_Set exercise_: Update the lines starting at the one containing "What elements are" and ending at the one containing "Circle shape [277,69,287,79]" by replacing "landing gear" with "undercarriage", leaving everything else as it is.

>> START

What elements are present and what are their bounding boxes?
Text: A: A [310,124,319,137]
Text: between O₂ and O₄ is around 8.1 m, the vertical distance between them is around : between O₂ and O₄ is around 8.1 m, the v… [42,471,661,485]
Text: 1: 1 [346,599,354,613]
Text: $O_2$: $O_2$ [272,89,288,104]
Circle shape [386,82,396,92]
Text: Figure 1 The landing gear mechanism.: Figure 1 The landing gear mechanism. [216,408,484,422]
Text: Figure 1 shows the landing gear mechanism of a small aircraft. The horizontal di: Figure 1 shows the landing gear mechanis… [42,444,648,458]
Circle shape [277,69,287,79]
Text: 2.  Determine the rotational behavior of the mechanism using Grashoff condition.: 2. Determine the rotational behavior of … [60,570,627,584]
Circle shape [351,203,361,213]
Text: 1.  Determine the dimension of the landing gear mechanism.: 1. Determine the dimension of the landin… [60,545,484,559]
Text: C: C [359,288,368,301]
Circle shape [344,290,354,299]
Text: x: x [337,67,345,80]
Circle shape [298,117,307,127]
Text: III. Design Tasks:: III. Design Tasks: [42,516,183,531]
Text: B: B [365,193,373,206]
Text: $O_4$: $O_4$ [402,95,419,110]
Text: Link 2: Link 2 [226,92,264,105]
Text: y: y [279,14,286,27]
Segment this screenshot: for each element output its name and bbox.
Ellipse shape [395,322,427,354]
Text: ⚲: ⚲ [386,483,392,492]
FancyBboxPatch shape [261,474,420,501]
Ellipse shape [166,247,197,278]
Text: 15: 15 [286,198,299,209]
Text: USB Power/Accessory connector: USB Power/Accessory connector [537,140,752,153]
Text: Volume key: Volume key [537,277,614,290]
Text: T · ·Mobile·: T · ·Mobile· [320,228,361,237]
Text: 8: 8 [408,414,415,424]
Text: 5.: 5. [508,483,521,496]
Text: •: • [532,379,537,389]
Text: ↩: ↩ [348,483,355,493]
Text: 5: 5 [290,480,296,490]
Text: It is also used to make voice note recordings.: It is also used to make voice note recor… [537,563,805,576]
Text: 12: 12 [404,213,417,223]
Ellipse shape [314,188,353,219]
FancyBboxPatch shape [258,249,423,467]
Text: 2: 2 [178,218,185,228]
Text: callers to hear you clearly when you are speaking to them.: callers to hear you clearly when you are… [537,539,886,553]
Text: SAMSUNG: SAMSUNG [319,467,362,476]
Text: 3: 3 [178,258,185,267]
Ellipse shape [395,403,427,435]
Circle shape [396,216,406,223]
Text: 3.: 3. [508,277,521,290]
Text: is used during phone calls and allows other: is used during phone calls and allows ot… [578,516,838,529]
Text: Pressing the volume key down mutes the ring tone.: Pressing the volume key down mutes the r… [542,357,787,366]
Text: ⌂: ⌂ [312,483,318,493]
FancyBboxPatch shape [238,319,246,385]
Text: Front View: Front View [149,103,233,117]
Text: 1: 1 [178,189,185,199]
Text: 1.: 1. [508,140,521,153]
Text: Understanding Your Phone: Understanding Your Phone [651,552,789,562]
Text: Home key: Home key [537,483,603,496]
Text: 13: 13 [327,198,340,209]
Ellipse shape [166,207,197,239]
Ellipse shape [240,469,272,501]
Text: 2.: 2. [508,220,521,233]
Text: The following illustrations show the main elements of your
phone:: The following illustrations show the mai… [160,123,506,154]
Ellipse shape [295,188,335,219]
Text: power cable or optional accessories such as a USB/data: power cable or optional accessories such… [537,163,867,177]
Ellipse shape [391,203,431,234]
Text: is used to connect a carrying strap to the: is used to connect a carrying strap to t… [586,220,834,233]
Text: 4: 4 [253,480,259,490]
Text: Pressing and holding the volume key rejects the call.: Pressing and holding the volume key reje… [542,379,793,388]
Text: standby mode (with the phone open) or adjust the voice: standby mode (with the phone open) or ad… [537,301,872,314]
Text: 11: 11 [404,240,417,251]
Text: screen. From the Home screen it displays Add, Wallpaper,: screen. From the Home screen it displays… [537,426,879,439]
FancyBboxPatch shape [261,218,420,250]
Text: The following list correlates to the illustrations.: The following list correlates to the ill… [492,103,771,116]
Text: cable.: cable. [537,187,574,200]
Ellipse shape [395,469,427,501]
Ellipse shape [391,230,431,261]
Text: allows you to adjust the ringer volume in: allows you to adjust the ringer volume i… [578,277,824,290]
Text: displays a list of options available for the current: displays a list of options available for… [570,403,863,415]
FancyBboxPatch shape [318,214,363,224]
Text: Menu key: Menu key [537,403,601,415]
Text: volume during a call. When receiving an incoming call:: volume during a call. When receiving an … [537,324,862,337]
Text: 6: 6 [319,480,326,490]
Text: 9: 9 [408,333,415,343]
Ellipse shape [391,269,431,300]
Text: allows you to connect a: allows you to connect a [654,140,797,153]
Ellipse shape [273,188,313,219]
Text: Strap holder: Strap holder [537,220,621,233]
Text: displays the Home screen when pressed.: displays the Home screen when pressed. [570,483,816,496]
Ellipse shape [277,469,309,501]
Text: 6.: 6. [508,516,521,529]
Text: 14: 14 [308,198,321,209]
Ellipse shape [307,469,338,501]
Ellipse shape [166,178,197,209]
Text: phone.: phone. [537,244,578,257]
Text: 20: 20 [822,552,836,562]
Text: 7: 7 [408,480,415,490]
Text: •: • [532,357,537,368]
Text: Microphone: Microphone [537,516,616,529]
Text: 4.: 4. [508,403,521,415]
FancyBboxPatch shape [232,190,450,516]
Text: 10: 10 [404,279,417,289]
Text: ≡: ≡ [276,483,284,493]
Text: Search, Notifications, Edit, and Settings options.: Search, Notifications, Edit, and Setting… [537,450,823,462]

>> END
>> START

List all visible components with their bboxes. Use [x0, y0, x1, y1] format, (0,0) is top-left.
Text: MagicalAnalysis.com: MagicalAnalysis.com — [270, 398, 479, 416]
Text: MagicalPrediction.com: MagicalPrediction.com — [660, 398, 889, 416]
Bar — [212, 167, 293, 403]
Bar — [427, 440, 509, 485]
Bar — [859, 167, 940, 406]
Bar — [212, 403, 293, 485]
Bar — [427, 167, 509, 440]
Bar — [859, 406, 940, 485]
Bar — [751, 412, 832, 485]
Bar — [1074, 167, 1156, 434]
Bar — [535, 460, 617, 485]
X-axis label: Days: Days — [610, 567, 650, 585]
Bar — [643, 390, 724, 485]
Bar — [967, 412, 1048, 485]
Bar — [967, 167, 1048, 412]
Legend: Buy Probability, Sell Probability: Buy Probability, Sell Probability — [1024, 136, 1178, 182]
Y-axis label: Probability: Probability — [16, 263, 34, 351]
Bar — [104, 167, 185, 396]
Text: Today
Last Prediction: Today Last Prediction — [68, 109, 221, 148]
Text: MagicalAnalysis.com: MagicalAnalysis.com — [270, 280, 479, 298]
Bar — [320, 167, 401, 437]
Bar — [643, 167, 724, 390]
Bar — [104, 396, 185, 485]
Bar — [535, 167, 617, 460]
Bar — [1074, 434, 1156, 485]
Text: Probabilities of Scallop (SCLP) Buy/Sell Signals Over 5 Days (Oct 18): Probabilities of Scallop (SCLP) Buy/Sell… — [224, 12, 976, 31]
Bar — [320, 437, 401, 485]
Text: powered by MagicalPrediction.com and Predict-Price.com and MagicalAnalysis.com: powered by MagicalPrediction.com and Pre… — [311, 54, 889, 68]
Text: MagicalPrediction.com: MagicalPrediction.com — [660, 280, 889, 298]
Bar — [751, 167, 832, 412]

>> END

_Full solution_:
What elements are present and what are their bounding boxes?
Text: A: A [310,124,319,137]
Text: between O₂ and O₄ is around 8.1 m, the vertical distance between them is around : between O₂ and O₄ is around 8.1 m, the v… [42,471,661,485]
Text: 1: 1 [346,599,354,613]
Text: $O_2$: $O_2$ [272,89,288,104]
Circle shape [386,82,396,92]
Text: Figure 1 The undercarriage mechanism.: Figure 1 The undercarriage mechanism. [216,408,484,422]
Text: Figure 1 shows the undercarriage mechanism of a small aircraft. The horizontal di: Figure 1 shows the undercarriage mechanis… [42,444,648,458]
Circle shape [277,69,287,79]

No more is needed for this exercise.